**Required work**
The listing below should be printed exactly, every line of it. Skip the pictures.
+++ Records shown
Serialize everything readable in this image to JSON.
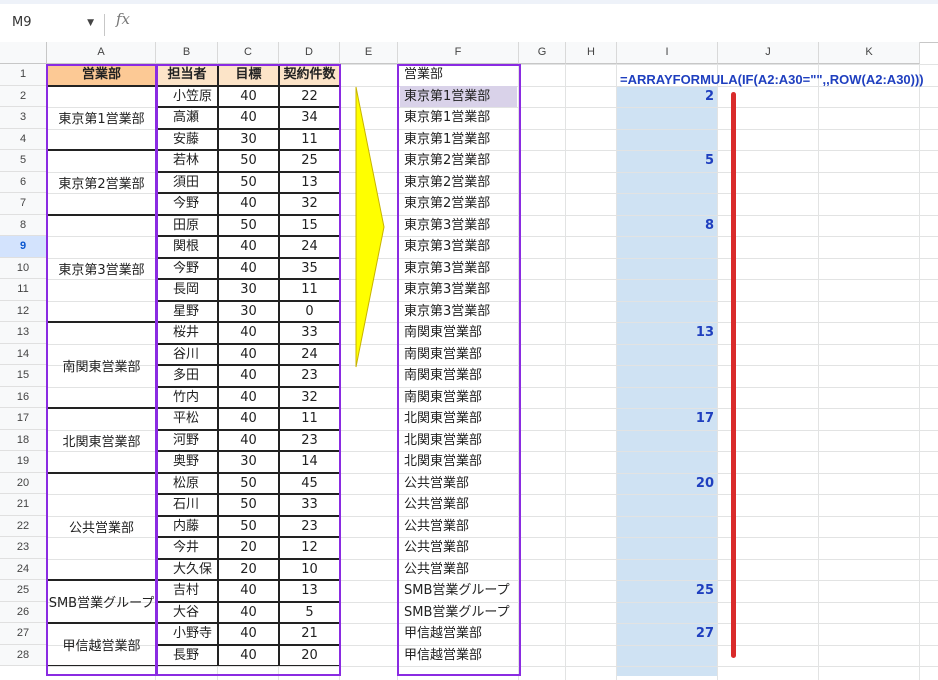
{
  "name_box": "M9",
  "fx_label": "fx",
  "columns": [
    "A",
    "B",
    "C",
    "D",
    "E",
    "F",
    "G",
    "H",
    "I",
    "J",
    "K"
  ],
  "rows": [
    "1",
    "2",
    "3",
    "4",
    "5",
    "6",
    "7",
    "8",
    "9",
    "10",
    "11",
    "12",
    "13",
    "14",
    "15",
    "16",
    "17",
    "18",
    "19",
    "20",
    "21",
    "22",
    "23",
    "24",
    "25",
    "26",
    "27",
    "28"
  ],
  "selected_row": "9",
  "headers": {
    "dept": "営業部",
    "person": "担当者",
    "target": "目標",
    "contracts": "契約件数"
  },
  "groups": [
    {
      "dept": "東京第1営業部",
      "members": [
        [
          "小笠原",
          "40",
          "22"
        ],
        [
          "高瀬",
          "40",
          "34"
        ],
        [
          "安藤",
          "30",
          "11"
        ]
      ]
    },
    {
      "dept": "東京第2営業部",
      "members": [
        [
          "若林",
          "50",
          "25"
        ],
        [
          "須田",
          "50",
          "13"
        ],
        [
          "今野",
          "40",
          "32"
        ]
      ]
    },
    {
      "dept": "東京第3営業部",
      "members": [
        [
          "田原",
          "50",
          "15"
        ],
        [
          "関根",
          "40",
          "24"
        ],
        [
          "今野",
          "40",
          "35"
        ],
        [
          "長岡",
          "30",
          "11"
        ],
        [
          "星野",
          "30",
          "0"
        ]
      ]
    },
    {
      "dept": "南関東営業部",
      "members": [
        [
          "桜井",
          "40",
          "33"
        ],
        [
          "谷川",
          "40",
          "24"
        ],
        [
          "多田",
          "40",
          "23"
        ],
        [
          "竹内",
          "40",
          "32"
        ]
      ]
    },
    {
      "dept": "北関東営業部",
      "members": [
        [
          "平松",
          "40",
          "11"
        ],
        [
          "河野",
          "40",
          "23"
        ],
        [
          "奥野",
          "30",
          "14"
        ]
      ]
    },
    {
      "dept": "公共営業部",
      "members": [
        [
          "松原",
          "50",
          "45"
        ],
        [
          "石川",
          "50",
          "33"
        ],
        [
          "内藤",
          "50",
          "23"
        ],
        [
          "今井",
          "20",
          "12"
        ],
        [
          "大久保",
          "20",
          "10"
        ]
      ]
    },
    {
      "dept": "SMB営業グループ",
      "members": [
        [
          "吉村",
          "40",
          "13"
        ],
        [
          "大谷",
          "40",
          "5"
        ]
      ]
    },
    {
      "dept": "甲信越営業部",
      "members": [
        [
          "小野寺",
          "40",
          "21"
        ],
        [
          "長野",
          "40",
          "20"
        ]
      ]
    }
  ],
  "colF": [
    "営業部",
    "東京第1営業部",
    "東京第1営業部",
    "東京第1営業部",
    "東京第2営業部",
    "東京第2営業部",
    "東京第2営業部",
    "東京第3営業部",
    "東京第3営業部",
    "東京第3営業部",
    "東京第3営業部",
    "東京第3営業部",
    "南関東営業部",
    "南関東営業部",
    "南関東営業部",
    "南関東営業部",
    "北関東営業部",
    "北関東営業部",
    "北関東営業部",
    "公共営業部",
    "公共営業部",
    "公共営業部",
    "公共営業部",
    "公共営業部",
    "SMB営業グループ",
    "SMB営業グループ",
    "甲信越営業部",
    "甲信越営業部"
  ],
  "colI": [
    "",
    "2",
    "",
    "",
    "5",
    "",
    "",
    "8",
    "",
    "",
    "",
    "",
    "13",
    "",
    "",
    "",
    "17",
    "",
    "",
    "20",
    "",
    "",
    "",
    "",
    "25",
    "",
    "27",
    ""
  ],
  "formula": "=ARRAYFORMULA(IF(A2:A30=\"\",,ROW(A2:A30)))",
  "colors": {
    "header_orange": "#fcc995",
    "header_light": "#fce4c8",
    "purple_border": "#8a2be2",
    "selection_blue": "#cfe2f3",
    "red_bar": "#d92b2b",
    "arrow_yellow": "#ffff00"
  }
}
++++++
**Response**
Serialize everything readable in this image to JSON.
{
  "name_box": "M9",
  "fx_label": "fx",
  "columns": [
    "A",
    "B",
    "C",
    "D",
    "E",
    "F",
    "G",
    "H",
    "I",
    "J",
    "K"
  ],
  "rows": [
    "1",
    "2",
    "3",
    "4",
    "5",
    "6",
    "7",
    "8",
    "9",
    "10",
    "11",
    "12",
    "13",
    "14",
    "15",
    "16",
    "17",
    "18",
    "19",
    "20",
    "21",
    "22",
    "23",
    "24",
    "25",
    "26",
    "27",
    "28"
  ],
  "selected_row": "9",
  "headers": {
    "dept": "営業部",
    "person": "担当者",
    "target": "目標",
    "contracts": "契約件数"
  },
  "groups": [
    {
      "dept": "東京第1営業部",
      "members": [
        [
          "小笠原",
          "40",
          "22"
        ],
        [
          "高瀬",
          "40",
          "34"
        ],
        [
          "安藤",
          "30",
          "11"
        ]
      ]
    },
    {
      "dept": "東京第2営業部",
      "members": [
        [
          "若林",
          "50",
          "25"
        ],
        [
          "須田",
          "50",
          "13"
        ],
        [
          "今野",
          "40",
          "32"
        ]
      ]
    },
    {
      "dept": "東京第3営業部",
      "members": [
        [
          "田原",
          "50",
          "15"
        ],
        [
          "関根",
          "40",
          "24"
        ],
        [
          "今野",
          "40",
          "35"
        ],
        [
          "長岡",
          "30",
          "11"
        ],
        [
          "星野",
          "30",
          "0"
        ]
      ]
    },
    {
      "dept": "南関東営業部",
      "members": [
        [
          "桜井",
          "40",
          "33"
        ],
        [
          "谷川",
          "40",
          "24"
        ],
        [
          "多田",
          "40",
          "23"
        ],
        [
          "竹内",
          "40",
          "32"
        ]
      ]
    },
    {
      "dept": "北関東営業部",
      "members": [
        [
          "平松",
          "40",
          "11"
        ],
        [
          "河野",
          "40",
          "23"
        ],
        [
          "奥野",
          "30",
          "14"
        ]
      ]
    },
    {
      "dept": "公共営業部",
      "members": [
        [
          "松原",
          "50",
          "45"
        ],
        [
          "石川",
          "50",
          "33"
        ],
        [
          "内藤",
          "50",
          "23"
        ],
        [
          "今井",
          "20",
          "12"
        ],
        [
          "大久保",
          "20",
          "10"
        ]
      ]
    },
    {
      "dept": "SMB営業グループ",
      "members": [
        [
          "吉村",
          "40",
          "13"
        ],
        [
          "大谷",
          "40",
          "5"
        ]
      ]
    },
    {
      "dept": "甲信越営業部",
      "members": [
        [
          "小野寺",
          "40",
          "21"
        ],
        [
          "長野",
          "40",
          "20"
        ]
      ]
    }
  ],
  "colF": [
    "営業部",
    "東京第1営業部",
    "東京第1営業部",
    "東京第1営業部",
    "東京第2営業部",
    "東京第2営業部",
    "東京第2営業部",
    "東京第3営業部",
    "東京第3営業部",
    "東京第3営業部",
    "東京第3営業部",
    "東京第3営業部",
    "南関東営業部",
    "南関東営業部",
    "南関東営業部",
    "南関東営業部",
    "北関東営業部",
    "北関東営業部",
    "北関東営業部",
    "公共営業部",
    "公共営業部",
    "公共営業部",
    "公共営業部",
    "公共営業部",
    "SMB営業グループ",
    "SMB営業グループ",
    "甲信越営業部",
    "甲信越営業部"
  ],
  "colI": [
    "",
    "2",
    "",
    "",
    "5",
    "",
    "",
    "8",
    "",
    "",
    "",
    "",
    "13",
    "",
    "",
    "",
    "17",
    "",
    "",
    "20",
    "",
    "",
    "",
    "",
    "25",
    "",
    "27",
    ""
  ],
  "formula": "=ARRAYFORMULA(IF(A2:A30=\"\",,ROW(A2:A30)))",
  "colors": {
    "header_orange": "#fcc995",
    "header_light": "#fce4c8",
    "purple_border": "#8a2be2",
    "selection_blue": "#cfe2f3",
    "red_bar": "#d92b2b",
    "arrow_yellow": "#ffff00"
  }
}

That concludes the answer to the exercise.